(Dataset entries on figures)
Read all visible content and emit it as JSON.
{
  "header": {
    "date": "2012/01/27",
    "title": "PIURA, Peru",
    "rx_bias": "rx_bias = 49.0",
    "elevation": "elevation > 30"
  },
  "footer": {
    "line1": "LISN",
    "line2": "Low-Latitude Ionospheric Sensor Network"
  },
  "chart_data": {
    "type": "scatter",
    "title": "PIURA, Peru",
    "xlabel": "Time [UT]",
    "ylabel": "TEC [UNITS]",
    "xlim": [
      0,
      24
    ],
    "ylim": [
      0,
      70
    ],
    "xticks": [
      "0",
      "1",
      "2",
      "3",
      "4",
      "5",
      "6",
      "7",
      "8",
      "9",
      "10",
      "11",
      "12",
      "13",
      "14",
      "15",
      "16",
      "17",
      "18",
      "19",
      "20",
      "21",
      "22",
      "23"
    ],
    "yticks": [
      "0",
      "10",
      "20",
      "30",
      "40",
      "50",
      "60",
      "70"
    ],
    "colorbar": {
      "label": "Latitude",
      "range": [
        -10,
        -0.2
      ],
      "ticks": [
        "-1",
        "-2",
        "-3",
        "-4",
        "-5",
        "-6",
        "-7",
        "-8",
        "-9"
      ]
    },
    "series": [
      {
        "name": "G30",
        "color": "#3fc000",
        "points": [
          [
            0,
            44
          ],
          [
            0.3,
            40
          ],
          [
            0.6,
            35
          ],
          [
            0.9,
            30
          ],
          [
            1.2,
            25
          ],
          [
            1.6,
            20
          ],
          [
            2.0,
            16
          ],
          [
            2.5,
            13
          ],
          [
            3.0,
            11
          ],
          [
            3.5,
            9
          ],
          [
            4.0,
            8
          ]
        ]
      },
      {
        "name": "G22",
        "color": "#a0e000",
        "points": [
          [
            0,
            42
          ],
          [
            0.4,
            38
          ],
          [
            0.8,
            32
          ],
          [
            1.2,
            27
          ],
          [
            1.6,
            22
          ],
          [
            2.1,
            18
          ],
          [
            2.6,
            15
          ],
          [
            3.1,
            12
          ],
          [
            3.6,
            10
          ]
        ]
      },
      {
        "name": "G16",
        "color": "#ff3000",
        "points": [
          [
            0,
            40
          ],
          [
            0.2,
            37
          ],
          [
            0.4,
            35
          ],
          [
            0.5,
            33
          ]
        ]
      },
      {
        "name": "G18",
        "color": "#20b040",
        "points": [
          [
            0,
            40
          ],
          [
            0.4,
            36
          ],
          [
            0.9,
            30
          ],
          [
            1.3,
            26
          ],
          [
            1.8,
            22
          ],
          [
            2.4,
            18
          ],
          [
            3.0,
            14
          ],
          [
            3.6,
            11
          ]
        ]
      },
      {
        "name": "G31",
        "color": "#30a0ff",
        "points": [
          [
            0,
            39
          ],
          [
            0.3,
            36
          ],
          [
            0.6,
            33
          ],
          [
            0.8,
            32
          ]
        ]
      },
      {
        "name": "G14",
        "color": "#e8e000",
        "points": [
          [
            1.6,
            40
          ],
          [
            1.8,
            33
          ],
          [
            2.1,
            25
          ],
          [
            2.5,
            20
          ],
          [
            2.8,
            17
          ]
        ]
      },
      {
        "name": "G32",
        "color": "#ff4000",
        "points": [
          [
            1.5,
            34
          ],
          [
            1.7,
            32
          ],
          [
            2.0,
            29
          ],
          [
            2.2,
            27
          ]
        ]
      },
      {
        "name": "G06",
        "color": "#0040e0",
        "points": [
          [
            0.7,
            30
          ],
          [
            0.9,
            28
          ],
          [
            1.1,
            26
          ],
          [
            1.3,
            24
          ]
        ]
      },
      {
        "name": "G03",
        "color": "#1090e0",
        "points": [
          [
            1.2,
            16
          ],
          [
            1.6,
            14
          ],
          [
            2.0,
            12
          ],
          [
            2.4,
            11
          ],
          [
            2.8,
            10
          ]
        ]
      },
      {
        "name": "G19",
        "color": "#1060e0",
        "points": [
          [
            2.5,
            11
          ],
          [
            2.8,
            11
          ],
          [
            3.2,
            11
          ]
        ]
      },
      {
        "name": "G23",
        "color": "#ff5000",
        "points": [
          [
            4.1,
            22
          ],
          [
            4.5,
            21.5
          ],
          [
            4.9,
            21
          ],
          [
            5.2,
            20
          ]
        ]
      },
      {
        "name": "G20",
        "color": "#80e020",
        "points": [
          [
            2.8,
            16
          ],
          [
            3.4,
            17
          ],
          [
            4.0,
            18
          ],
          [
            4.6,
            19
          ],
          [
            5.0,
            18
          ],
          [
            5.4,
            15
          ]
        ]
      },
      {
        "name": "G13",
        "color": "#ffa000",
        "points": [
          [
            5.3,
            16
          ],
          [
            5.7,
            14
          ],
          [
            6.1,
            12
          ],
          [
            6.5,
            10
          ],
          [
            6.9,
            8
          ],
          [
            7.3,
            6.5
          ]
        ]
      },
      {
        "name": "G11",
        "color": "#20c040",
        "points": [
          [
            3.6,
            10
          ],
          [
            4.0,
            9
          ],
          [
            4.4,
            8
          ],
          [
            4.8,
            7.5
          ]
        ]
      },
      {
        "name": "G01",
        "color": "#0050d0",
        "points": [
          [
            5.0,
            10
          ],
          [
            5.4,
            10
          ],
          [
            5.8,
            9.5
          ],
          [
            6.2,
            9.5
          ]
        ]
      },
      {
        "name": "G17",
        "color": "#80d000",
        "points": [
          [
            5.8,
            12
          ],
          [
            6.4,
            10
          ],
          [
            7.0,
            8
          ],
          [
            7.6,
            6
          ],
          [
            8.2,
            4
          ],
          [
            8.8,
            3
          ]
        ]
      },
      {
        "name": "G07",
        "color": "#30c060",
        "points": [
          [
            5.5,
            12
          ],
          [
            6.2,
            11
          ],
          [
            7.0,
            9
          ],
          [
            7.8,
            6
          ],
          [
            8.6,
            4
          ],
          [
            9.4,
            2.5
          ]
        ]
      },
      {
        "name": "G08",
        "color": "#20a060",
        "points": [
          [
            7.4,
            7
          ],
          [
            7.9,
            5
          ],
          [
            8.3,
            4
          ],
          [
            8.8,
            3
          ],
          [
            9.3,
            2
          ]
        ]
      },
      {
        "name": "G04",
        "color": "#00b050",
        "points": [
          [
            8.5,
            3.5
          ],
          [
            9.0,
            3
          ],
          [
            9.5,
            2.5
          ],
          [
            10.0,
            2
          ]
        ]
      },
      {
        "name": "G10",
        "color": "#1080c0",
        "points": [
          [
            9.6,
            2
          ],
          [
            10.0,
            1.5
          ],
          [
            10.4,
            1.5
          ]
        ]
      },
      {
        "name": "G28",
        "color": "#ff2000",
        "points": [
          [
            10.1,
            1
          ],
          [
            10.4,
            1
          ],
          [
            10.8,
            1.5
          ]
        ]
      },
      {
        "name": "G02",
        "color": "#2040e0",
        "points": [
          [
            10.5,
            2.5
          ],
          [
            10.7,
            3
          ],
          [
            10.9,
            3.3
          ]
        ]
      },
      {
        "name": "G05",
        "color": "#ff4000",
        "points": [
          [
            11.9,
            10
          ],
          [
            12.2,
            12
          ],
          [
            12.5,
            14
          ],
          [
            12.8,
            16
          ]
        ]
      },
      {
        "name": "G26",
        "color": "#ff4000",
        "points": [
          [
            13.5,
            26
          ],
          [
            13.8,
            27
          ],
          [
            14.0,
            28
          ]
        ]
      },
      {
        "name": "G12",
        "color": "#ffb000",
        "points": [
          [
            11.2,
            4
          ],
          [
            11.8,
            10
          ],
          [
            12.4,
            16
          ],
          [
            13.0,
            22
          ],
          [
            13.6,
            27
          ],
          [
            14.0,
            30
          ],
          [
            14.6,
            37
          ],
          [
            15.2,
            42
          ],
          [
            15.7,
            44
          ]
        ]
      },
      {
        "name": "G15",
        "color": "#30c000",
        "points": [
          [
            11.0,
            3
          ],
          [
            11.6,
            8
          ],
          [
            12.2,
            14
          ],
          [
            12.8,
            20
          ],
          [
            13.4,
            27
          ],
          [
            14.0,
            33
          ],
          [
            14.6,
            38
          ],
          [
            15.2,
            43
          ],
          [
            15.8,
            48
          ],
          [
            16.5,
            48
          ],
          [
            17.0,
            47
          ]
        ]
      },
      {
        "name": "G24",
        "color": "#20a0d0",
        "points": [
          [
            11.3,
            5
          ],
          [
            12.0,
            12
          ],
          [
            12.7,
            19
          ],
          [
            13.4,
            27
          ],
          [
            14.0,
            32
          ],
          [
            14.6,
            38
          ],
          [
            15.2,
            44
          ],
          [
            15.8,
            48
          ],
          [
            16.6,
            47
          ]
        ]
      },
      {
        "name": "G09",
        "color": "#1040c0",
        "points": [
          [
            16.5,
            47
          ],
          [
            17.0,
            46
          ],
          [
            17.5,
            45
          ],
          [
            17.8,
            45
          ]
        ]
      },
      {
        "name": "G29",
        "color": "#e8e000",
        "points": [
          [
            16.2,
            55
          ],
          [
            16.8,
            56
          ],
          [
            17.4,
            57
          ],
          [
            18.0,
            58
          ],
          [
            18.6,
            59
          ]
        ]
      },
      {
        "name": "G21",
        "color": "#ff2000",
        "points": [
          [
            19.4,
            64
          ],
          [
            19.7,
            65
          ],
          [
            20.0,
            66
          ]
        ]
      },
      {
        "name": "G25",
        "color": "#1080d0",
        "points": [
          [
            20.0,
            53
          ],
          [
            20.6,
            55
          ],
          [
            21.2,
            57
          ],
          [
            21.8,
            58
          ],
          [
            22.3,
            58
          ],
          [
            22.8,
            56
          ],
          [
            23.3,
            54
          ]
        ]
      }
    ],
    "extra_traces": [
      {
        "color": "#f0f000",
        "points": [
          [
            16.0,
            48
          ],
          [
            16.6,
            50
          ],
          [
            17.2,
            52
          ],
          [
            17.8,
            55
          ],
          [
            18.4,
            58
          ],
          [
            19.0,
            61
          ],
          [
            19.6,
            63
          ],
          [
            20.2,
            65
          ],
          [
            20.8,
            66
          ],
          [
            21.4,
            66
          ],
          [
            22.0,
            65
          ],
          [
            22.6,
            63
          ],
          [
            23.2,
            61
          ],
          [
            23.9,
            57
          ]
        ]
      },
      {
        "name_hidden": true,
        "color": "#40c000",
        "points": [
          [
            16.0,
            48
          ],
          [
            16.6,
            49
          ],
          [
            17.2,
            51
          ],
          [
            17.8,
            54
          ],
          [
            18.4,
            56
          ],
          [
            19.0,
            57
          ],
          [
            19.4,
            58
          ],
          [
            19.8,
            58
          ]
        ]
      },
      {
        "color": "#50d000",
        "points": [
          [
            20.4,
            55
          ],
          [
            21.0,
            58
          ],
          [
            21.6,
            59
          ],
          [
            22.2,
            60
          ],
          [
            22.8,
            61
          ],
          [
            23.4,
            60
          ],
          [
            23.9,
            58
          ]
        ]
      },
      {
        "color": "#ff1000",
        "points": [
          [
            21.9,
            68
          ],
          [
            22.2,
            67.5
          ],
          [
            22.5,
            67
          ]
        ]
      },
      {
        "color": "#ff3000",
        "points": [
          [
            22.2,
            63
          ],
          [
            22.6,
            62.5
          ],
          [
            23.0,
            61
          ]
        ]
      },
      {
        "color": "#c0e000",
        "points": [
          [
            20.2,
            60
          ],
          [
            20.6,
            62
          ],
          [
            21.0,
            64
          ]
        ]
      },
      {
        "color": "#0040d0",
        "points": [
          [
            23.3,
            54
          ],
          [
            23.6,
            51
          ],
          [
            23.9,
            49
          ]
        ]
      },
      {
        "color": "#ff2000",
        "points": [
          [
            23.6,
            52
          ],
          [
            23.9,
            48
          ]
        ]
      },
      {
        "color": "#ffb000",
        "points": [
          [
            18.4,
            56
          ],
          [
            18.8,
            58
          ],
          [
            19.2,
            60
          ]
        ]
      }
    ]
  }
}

**Required task:**
Reply with nothing except the number of lines in the listing above that include "Latitude".

**Finished exercise:**
2